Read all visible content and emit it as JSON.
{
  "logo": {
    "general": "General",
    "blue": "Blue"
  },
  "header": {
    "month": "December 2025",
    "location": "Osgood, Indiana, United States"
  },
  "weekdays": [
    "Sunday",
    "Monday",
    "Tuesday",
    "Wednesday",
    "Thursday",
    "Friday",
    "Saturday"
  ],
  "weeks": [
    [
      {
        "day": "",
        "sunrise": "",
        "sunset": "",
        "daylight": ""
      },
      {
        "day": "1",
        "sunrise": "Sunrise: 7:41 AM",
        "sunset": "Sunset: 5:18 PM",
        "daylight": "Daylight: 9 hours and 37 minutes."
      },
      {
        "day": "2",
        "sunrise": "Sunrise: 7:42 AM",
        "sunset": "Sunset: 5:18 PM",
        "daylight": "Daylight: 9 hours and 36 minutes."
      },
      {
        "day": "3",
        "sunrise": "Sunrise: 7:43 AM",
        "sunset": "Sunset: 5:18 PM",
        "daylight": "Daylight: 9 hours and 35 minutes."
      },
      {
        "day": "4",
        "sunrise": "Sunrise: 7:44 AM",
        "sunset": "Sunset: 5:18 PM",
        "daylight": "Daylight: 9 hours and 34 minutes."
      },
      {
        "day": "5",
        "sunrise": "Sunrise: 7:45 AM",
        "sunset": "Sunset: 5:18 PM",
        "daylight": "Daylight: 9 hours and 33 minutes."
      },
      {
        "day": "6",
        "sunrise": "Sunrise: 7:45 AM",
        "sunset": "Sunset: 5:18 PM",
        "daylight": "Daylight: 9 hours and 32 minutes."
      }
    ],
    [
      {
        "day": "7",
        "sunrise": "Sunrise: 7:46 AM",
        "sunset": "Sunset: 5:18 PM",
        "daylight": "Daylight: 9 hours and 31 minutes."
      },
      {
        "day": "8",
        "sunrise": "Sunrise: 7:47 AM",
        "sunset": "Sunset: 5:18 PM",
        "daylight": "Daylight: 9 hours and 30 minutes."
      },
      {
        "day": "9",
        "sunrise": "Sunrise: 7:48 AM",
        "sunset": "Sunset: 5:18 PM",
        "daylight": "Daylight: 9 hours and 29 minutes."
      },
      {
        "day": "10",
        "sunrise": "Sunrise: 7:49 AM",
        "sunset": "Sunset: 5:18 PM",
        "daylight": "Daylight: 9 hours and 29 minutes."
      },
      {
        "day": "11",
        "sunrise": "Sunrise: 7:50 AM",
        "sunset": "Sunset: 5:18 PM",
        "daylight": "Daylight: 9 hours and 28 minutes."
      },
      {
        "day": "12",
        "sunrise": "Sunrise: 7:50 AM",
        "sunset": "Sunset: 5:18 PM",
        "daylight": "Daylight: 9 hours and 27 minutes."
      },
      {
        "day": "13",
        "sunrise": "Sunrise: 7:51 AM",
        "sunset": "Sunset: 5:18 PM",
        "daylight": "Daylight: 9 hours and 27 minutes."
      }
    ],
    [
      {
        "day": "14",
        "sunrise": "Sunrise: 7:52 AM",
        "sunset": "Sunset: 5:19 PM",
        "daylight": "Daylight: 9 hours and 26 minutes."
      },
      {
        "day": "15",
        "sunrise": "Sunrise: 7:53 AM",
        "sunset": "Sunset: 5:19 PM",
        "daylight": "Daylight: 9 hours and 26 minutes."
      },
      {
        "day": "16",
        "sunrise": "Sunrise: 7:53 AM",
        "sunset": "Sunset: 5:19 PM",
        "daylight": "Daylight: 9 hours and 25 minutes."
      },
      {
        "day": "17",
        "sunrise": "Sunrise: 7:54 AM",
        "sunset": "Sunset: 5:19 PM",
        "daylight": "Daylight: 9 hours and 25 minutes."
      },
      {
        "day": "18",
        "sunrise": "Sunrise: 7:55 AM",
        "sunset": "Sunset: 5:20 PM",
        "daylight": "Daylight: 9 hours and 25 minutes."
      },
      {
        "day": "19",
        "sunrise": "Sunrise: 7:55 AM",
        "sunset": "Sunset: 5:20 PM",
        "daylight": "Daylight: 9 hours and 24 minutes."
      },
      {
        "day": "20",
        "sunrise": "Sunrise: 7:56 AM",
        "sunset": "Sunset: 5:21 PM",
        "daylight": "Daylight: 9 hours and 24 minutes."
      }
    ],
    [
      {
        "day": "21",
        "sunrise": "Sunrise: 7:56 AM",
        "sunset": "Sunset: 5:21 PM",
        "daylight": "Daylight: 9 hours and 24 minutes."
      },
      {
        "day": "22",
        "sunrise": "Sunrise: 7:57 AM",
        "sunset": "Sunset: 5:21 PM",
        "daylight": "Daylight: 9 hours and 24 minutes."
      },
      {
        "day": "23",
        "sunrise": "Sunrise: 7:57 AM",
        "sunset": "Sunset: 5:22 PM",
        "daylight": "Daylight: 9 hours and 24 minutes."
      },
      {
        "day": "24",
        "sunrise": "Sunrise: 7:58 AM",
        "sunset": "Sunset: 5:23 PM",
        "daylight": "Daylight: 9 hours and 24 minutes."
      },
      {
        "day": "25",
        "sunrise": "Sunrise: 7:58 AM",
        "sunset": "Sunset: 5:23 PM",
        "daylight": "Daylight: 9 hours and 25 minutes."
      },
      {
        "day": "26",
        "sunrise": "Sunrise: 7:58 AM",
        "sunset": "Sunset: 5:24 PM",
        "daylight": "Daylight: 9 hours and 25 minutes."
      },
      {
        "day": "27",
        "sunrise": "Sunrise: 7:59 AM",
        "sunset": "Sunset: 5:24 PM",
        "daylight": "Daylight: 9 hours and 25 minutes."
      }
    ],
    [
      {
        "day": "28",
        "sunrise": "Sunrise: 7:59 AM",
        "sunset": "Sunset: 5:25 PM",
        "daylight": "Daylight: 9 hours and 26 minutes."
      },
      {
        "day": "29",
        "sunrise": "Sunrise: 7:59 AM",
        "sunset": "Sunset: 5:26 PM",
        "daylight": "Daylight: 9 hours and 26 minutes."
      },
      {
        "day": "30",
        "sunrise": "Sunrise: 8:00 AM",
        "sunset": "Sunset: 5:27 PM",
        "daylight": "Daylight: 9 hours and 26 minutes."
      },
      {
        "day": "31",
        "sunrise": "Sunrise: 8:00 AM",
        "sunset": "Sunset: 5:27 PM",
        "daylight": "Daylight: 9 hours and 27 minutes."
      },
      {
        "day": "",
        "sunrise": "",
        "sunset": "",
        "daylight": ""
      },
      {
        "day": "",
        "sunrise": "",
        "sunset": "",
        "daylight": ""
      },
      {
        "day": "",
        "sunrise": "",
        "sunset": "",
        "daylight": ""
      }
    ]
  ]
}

#### Work to be completed:
Transcribe the whole listing with nothing added or left out.

#### Task answer:
Read all visible content and emit it as JSON.
{
  "logo": {
    "general": "General",
    "blue": "Blue"
  },
  "header": {
    "month": "December 2025",
    "location": "Osgood, Indiana, United States"
  },
  "weekdays": [
    "Sunday",
    "Monday",
    "Tuesday",
    "Wednesday",
    "Thursday",
    "Friday",
    "Saturday"
  ],
  "weeks": [
    [
      {
        "day": "",
        "sunrise": "",
        "sunset": "",
        "daylight": ""
      },
      {
        "day": "1",
        "sunrise": "Sunrise: 7:41 AM",
        "sunset": "Sunset: 5:18 PM",
        "daylight": "Daylight: 9 hours and 37 minutes."
      },
      {
        "day": "2",
        "sunrise": "Sunrise: 7:42 AM",
        "sunset": "Sunset: 5:18 PM",
        "daylight": "Daylight: 9 hours and 36 minutes."
      },
      {
        "day": "3",
        "sunrise": "Sunrise: 7:43 AM",
        "sunset": "Sunset: 5:18 PM",
        "daylight": "Daylight: 9 hours and 35 minutes."
      },
      {
        "day": "4",
        "sunrise": "Sunrise: 7:44 AM",
        "sunset": "Sunset: 5:18 PM",
        "daylight": "Daylight: 9 hours and 34 minutes."
      },
      {
        "day": "5",
        "sunrise": "Sunrise: 7:45 AM",
        "sunset": "Sunset: 5:18 PM",
        "daylight": "Daylight: 9 hours and 33 minutes."
      },
      {
        "day": "6",
        "sunrise": "Sunrise: 7:45 AM",
        "sunset": "Sunset: 5:18 PM",
        "daylight": "Daylight: 9 hours and 32 minutes."
      }
    ],
    [
      {
        "day": "7",
        "sunrise": "Sunrise: 7:46 AM",
        "sunset": "Sunset: 5:18 PM",
        "daylight": "Daylight: 9 hours and 31 minutes."
      },
      {
        "day": "8",
        "sunrise": "Sunrise: 7:47 AM",
        "sunset": "Sunset: 5:18 PM",
        "daylight": "Daylight: 9 hours and 30 minutes."
      },
      {
        "day": "9",
        "sunrise": "Sunrise: 7:48 AM",
        "sunset": "Sunset: 5:18 PM",
        "daylight": "Daylight: 9 hours and 29 minutes."
      },
      {
        "day": "10",
        "sunrise": "Sunrise: 7:49 AM",
        "sunset": "Sunset: 5:18 PM",
        "daylight": "Daylight: 9 hours and 29 minutes."
      },
      {
        "day": "11",
        "sunrise": "Sunrise: 7:50 AM",
        "sunset": "Sunset: 5:18 PM",
        "daylight": "Daylight: 9 hours and 28 minutes."
      },
      {
        "day": "12",
        "sunrise": "Sunrise: 7:50 AM",
        "sunset": "Sunset: 5:18 PM",
        "daylight": "Daylight: 9 hours and 27 minutes."
      },
      {
        "day": "13",
        "sunrise": "Sunrise: 7:51 AM",
        "sunset": "Sunset: 5:18 PM",
        "daylight": "Daylight: 9 hours and 27 minutes."
      }
    ],
    [
      {
        "day": "14",
        "sunrise": "Sunrise: 7:52 AM",
        "sunset": "Sunset: 5:19 PM",
        "daylight": "Daylight: 9 hours and 26 minutes."
      },
      {
        "day": "15",
        "sunrise": "Sunrise: 7:53 AM",
        "sunset": "Sunset: 5:19 PM",
        "daylight": "Daylight: 9 hours and 26 minutes."
      },
      {
        "day": "16",
        "sunrise": "Sunrise: 7:53 AM",
        "sunset": "Sunset: 5:19 PM",
        "daylight": "Daylight: 9 hours and 25 minutes."
      },
      {
        "day": "17",
        "sunrise": "Sunrise: 7:54 AM",
        "sunset": "Sunset: 5:19 PM",
        "daylight": "Daylight: 9 hours and 25 minutes."
      },
      {
        "day": "18",
        "sunrise": "Sunrise: 7:55 AM",
        "sunset": "Sunset: 5:20 PM",
        "daylight": "Daylight: 9 hours and 25 minutes."
      },
      {
        "day": "19",
        "sunrise": "Sunrise: 7:55 AM",
        "sunset": "Sunset: 5:20 PM",
        "daylight": "Daylight: 9 hours and 24 minutes."
      },
      {
        "day": "20",
        "sunrise": "Sunrise: 7:56 AM",
        "sunset": "Sunset: 5:21 PM",
        "daylight": "Daylight: 9 hours and 24 minutes."
      }
    ],
    [
      {
        "day": "21",
        "sunrise": "Sunrise: 7:56 AM",
        "sunset": "Sunset: 5:21 PM",
        "daylight": "Daylight: 9 hours and 24 minutes."
      },
      {
        "day": "22",
        "sunrise": "Sunrise: 7:57 AM",
        "sunset": "Sunset: 5:21 PM",
        "daylight": "Daylight: 9 hours and 24 minutes."
      },
      {
        "day": "23",
        "sunrise": "Sunrise: 7:57 AM",
        "sunset": "Sunset: 5:22 PM",
        "daylight": "Daylight: 9 hours and 24 minutes."
      },
      {
        "day": "24",
        "sunrise": "Sunrise: 7:58 AM",
        "sunset": "Sunset: 5:23 PM",
        "daylight": "Daylight: 9 hours and 24 minutes."
      },
      {
        "day": "25",
        "sunrise": "Sunrise: 7:58 AM",
        "sunset": "Sunset: 5:23 PM",
        "daylight": "Daylight: 9 hours and 25 minutes."
      },
      {
        "day": "26",
        "sunrise": "Sunrise: 7:58 AM",
        "sunset": "Sunset: 5:24 PM",
        "daylight": "Daylight: 9 hours and 25 minutes."
      },
      {
        "day": "27",
        "sunrise": "Sunrise: 7:59 AM",
        "sunset": "Sunset: 5:24 PM",
        "daylight": "Daylight: 9 hours and 25 minutes."
      }
    ],
    [
      {
        "day": "28",
        "sunrise": "Sunrise: 7:59 AM",
        "sunset": "Sunset: 5:25 PM",
        "daylight": "Daylight: 9 hours and 26 minutes."
      },
      {
        "day": "29",
        "sunrise": "Sunrise: 7:59 AM",
        "sunset": "Sunset: 5:26 PM",
        "daylight": "Daylight: 9 hours and 26 minutes."
      },
      {
        "day": "30",
        "sunrise": "Sunrise: 8:00 AM",
        "sunset": "Sunset: 5:27 PM",
        "daylight": "Daylight: 9 hours and 26 minutes."
      },
      {
        "day": "31",
        "sunrise": "Sunrise: 8:00 AM",
        "sunset": "Sunset: 5:27 PM",
        "daylight": "Daylight: 9 hours and 27 minutes."
      },
      {
        "day": "",
        "sunrise": "",
        "sunset": "",
        "daylight": ""
      },
      {
        "day": "",
        "sunrise": "",
        "sunset": "",
        "daylight": ""
      },
      {
        "day": "",
        "sunrise": "",
        "sunset": "",
        "daylight": ""
      }
    ]
  ]
}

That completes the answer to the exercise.